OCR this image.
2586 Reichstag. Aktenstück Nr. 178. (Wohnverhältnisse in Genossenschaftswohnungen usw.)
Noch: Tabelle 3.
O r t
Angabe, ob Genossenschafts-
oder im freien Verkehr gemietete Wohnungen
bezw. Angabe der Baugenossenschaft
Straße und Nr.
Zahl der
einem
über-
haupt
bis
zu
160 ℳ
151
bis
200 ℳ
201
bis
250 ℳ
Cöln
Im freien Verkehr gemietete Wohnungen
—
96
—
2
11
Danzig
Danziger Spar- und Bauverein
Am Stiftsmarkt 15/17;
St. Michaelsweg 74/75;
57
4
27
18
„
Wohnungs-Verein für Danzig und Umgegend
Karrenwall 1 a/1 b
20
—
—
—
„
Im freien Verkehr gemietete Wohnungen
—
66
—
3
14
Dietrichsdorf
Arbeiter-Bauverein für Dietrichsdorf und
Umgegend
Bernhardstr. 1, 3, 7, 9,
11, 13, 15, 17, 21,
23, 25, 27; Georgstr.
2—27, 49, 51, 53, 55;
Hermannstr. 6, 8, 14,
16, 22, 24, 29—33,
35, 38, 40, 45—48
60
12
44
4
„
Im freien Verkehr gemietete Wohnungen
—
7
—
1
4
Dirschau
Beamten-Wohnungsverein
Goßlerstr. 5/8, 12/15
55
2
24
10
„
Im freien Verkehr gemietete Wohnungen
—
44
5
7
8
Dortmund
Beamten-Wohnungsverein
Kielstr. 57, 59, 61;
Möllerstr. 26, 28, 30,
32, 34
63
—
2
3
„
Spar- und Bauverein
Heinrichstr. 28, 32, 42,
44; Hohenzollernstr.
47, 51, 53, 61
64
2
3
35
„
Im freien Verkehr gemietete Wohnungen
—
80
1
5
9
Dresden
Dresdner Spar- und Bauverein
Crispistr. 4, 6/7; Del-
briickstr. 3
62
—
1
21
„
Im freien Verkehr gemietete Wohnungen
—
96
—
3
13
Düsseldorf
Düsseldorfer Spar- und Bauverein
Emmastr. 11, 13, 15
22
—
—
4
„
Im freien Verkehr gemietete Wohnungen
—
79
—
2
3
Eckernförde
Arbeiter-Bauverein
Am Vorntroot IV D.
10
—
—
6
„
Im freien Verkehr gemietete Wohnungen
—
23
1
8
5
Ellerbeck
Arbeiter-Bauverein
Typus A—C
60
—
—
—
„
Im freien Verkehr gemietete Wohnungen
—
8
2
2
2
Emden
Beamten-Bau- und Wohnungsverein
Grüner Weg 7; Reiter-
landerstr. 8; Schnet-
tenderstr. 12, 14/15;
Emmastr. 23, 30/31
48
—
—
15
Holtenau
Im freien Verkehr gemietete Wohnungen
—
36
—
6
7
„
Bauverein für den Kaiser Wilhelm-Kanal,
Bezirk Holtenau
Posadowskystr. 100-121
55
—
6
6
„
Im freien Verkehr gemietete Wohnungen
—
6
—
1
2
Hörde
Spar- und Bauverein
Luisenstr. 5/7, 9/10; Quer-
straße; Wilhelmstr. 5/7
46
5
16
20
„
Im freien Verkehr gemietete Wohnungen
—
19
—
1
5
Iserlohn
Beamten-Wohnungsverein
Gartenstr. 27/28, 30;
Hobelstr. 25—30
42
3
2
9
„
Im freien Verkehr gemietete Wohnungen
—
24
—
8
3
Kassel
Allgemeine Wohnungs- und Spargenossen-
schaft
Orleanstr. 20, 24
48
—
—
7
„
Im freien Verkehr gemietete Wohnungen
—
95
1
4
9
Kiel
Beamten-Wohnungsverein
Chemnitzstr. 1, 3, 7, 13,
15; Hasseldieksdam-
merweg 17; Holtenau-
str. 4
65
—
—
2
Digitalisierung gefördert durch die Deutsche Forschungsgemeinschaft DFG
-- -- --
* Directions for this task *
Find and copy every line in the entries above where the string "Umgegend" occurs.

* Output below *
Wohnungs-Verein für Danzig und Umgegend
Umgegend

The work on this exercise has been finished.